- _Written instruction_: Repeat the following lines verbatim, starting at the beginning of the records and ending at the line that contains "message-text: 在 (529, 1246, 559, 1281)".

- _Exercise data_:
----------

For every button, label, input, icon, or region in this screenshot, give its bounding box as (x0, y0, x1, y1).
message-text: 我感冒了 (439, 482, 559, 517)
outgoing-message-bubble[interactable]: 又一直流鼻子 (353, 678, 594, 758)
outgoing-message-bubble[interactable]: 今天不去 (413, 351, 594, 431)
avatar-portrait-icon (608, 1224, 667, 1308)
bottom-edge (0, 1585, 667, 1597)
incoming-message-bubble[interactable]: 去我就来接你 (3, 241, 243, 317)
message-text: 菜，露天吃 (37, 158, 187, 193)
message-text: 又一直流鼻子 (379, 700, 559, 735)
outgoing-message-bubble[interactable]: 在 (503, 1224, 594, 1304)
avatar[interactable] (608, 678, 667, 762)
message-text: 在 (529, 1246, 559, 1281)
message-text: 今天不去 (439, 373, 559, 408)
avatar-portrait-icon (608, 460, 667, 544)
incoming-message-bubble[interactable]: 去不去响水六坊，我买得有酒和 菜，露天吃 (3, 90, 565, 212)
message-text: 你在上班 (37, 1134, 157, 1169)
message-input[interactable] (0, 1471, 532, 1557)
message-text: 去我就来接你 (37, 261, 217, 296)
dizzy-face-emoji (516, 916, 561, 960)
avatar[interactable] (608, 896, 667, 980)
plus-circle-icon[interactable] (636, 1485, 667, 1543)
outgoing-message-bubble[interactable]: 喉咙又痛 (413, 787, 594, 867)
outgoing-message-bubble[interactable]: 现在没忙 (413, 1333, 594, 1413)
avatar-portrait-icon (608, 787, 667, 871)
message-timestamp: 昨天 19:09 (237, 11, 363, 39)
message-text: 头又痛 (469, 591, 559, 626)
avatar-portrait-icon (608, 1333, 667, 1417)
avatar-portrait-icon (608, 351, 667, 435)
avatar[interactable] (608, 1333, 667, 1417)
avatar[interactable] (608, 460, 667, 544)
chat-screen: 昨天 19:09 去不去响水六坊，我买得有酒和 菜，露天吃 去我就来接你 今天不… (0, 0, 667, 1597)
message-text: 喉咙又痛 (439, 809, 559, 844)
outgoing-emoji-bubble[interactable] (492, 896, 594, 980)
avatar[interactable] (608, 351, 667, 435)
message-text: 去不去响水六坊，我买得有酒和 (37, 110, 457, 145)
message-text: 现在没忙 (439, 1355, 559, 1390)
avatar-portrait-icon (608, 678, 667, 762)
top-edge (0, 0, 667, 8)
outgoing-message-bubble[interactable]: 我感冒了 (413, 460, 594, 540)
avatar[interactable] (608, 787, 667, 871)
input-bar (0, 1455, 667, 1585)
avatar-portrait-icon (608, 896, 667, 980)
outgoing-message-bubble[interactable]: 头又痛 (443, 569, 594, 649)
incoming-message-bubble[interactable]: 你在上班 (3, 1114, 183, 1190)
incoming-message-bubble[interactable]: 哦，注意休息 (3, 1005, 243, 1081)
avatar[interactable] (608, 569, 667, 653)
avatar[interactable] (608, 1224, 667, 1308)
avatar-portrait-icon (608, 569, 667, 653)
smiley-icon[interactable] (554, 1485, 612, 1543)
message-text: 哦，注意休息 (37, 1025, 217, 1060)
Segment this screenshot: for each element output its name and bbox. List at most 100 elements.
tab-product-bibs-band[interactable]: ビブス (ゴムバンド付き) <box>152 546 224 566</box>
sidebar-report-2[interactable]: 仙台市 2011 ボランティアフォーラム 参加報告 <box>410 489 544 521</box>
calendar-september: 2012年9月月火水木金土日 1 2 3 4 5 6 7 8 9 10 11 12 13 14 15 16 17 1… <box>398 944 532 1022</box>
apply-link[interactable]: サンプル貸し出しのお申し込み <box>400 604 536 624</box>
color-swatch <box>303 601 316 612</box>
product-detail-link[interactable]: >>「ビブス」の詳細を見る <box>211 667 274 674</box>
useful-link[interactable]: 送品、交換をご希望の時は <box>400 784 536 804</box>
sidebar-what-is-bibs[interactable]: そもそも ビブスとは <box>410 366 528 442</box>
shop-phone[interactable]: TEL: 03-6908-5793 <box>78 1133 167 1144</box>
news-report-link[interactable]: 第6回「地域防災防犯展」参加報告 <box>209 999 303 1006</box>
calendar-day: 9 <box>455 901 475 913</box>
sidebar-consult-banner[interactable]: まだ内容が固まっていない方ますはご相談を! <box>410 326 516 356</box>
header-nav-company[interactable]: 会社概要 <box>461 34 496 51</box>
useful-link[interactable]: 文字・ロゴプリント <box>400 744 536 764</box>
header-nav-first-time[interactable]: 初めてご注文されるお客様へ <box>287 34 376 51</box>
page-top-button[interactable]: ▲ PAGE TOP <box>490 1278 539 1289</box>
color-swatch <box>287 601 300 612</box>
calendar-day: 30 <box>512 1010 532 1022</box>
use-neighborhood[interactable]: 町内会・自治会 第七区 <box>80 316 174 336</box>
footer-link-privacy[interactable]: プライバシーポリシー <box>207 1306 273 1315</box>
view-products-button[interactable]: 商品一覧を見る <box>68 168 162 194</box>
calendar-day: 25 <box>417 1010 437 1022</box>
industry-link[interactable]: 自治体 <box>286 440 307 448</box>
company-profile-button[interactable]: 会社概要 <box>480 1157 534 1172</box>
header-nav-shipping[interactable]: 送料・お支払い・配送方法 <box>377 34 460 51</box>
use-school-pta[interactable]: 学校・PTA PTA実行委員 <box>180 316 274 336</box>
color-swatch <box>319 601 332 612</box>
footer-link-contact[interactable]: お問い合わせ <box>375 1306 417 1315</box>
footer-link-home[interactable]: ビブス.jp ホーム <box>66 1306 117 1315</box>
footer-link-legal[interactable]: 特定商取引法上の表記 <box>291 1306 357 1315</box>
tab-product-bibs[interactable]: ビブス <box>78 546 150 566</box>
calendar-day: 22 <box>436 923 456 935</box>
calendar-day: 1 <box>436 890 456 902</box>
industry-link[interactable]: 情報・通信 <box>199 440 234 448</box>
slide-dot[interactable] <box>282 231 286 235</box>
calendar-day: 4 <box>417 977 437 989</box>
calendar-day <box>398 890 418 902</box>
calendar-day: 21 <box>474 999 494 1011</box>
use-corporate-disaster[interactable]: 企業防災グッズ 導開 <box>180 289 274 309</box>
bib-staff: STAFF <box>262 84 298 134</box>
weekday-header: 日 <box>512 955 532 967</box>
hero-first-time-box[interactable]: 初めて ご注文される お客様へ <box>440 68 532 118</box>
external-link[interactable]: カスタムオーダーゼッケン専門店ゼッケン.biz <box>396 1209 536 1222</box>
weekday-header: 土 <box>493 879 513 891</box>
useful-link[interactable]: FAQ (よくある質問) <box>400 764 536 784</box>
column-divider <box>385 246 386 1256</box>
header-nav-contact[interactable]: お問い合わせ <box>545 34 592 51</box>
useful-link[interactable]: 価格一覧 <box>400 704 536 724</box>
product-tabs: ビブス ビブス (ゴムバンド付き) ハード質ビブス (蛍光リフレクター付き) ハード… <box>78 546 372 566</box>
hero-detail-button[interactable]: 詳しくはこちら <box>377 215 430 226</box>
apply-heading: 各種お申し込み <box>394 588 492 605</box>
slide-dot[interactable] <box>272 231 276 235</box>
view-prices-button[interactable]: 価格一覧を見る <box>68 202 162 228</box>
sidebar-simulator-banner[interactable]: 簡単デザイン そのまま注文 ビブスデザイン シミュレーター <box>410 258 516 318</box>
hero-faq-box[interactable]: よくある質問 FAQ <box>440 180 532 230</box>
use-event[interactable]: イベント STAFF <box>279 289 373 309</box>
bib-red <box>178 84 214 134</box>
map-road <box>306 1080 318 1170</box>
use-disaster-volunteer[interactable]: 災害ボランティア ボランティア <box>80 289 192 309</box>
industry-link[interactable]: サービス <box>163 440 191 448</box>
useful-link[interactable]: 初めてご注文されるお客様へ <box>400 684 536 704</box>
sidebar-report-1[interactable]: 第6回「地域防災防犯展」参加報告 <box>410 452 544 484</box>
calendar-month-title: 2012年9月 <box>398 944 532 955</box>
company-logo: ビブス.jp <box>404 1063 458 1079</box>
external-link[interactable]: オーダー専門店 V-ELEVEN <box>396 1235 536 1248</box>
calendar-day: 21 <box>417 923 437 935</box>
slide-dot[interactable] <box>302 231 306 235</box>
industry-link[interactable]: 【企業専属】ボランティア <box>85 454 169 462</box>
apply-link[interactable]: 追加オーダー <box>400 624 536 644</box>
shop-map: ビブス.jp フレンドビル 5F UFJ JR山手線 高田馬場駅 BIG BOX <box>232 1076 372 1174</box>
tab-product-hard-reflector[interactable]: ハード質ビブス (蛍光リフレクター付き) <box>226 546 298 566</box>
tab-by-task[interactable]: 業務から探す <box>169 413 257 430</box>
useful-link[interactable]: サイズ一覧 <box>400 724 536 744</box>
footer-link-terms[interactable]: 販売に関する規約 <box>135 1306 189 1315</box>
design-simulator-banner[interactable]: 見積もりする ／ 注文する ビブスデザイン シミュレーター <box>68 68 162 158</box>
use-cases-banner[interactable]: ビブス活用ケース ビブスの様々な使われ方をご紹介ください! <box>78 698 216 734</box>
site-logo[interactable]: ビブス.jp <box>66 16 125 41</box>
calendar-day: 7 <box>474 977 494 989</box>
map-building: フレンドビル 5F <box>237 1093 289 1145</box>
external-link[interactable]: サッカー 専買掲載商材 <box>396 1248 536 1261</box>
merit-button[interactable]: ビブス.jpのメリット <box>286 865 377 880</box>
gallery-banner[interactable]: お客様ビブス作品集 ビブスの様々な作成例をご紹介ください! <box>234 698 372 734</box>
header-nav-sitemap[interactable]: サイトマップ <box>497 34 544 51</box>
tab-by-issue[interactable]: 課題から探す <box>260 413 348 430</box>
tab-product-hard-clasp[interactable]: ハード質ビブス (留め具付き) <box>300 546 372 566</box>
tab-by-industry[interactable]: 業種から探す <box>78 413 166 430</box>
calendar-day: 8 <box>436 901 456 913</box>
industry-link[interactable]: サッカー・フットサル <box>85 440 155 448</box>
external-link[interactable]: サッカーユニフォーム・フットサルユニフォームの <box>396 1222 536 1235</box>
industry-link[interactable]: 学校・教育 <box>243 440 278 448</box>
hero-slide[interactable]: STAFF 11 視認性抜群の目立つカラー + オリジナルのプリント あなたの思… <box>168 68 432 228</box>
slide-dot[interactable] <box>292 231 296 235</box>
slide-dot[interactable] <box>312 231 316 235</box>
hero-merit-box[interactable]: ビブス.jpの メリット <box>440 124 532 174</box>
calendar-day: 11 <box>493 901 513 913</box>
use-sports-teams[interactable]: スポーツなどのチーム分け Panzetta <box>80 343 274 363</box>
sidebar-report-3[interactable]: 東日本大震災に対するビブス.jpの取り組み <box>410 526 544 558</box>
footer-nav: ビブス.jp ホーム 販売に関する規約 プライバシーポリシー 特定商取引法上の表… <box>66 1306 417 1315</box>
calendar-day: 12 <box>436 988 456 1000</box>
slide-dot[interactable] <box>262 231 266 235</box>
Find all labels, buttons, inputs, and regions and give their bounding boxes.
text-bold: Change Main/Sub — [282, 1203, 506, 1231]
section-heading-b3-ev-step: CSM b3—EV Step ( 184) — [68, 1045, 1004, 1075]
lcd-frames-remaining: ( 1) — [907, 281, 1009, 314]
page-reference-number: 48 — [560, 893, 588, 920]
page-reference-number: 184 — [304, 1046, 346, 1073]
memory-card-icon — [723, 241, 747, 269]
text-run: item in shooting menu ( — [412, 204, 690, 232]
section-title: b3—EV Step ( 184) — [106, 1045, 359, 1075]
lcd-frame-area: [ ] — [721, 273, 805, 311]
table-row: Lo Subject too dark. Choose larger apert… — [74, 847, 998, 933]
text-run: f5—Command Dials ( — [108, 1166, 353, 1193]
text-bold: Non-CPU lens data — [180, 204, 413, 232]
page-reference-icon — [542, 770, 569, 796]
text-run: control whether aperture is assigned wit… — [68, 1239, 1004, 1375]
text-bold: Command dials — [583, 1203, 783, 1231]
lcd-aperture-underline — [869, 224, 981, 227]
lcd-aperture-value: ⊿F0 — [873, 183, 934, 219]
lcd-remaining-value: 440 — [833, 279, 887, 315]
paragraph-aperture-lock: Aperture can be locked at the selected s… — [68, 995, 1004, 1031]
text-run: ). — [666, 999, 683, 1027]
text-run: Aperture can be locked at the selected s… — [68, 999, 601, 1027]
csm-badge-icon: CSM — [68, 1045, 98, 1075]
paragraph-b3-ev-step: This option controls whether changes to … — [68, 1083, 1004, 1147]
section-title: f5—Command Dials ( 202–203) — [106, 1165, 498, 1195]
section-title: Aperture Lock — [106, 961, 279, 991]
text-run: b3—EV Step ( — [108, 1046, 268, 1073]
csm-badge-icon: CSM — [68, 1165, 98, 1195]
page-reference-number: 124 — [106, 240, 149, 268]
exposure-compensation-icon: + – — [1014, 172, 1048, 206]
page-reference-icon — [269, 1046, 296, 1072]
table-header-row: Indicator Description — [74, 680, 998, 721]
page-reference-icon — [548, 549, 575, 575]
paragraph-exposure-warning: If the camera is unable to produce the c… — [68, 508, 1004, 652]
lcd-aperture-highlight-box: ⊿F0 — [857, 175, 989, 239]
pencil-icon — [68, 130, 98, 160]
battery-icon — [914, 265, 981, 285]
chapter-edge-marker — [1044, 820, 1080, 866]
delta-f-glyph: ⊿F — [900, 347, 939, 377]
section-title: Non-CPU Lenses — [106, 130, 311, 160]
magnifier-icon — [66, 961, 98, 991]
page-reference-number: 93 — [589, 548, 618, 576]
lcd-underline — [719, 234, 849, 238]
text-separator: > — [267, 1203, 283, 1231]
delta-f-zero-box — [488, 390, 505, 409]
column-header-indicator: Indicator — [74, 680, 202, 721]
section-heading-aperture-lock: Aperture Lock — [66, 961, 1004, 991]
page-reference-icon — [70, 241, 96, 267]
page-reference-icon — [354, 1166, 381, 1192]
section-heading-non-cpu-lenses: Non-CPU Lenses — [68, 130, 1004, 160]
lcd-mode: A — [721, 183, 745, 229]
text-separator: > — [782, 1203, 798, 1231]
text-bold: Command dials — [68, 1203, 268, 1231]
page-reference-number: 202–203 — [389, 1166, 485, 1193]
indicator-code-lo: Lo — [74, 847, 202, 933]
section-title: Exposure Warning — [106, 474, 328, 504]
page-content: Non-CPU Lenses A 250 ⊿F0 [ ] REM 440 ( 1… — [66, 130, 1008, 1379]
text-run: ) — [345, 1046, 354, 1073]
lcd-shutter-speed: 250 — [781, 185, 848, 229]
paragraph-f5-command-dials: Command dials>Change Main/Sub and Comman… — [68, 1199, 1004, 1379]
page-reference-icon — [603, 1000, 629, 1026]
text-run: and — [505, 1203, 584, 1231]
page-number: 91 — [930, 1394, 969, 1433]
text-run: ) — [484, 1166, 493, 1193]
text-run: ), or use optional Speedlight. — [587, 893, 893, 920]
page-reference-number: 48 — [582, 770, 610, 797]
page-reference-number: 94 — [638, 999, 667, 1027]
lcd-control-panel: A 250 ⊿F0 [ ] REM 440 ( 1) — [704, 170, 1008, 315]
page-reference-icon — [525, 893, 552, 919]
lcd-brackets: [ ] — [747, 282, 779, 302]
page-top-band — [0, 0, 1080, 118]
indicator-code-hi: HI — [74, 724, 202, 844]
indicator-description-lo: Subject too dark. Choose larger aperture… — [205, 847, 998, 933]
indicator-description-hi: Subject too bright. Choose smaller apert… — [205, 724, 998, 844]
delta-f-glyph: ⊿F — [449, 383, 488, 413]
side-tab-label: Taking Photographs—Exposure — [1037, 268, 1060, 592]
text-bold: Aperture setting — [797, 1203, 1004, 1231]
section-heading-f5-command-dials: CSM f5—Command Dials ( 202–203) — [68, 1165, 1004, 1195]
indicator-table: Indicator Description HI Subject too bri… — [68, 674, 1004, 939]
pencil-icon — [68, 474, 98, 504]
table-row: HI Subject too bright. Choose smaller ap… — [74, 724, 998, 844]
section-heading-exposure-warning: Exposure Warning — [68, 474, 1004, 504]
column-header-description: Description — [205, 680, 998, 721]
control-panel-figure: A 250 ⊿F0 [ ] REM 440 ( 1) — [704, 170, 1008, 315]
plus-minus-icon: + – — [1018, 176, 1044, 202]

----------

- _Answer to the exercise_:
For every button, label, input, icon, or region in this screenshot, give its bounding box as (x0, y0, x1, y1).
message-text: 我感冒了 (439, 482, 559, 517)
outgoing-message-bubble[interactable]: 又一直流鼻子 (353, 678, 594, 758)
outgoing-message-bubble[interactable]: 今天不去 (413, 351, 594, 431)
avatar-portrait-icon (608, 1224, 667, 1308)
bottom-edge (0, 1585, 667, 1597)
incoming-message-bubble[interactable]: 去我就来接你 (3, 241, 243, 317)
message-text: 菜，露天吃 (37, 158, 187, 193)
message-text: 又一直流鼻子 (379, 700, 559, 735)
outgoing-message-bubble[interactable]: 在 (503, 1224, 594, 1304)
avatar[interactable] (608, 678, 667, 762)
message-text: 在 (529, 1246, 559, 1281)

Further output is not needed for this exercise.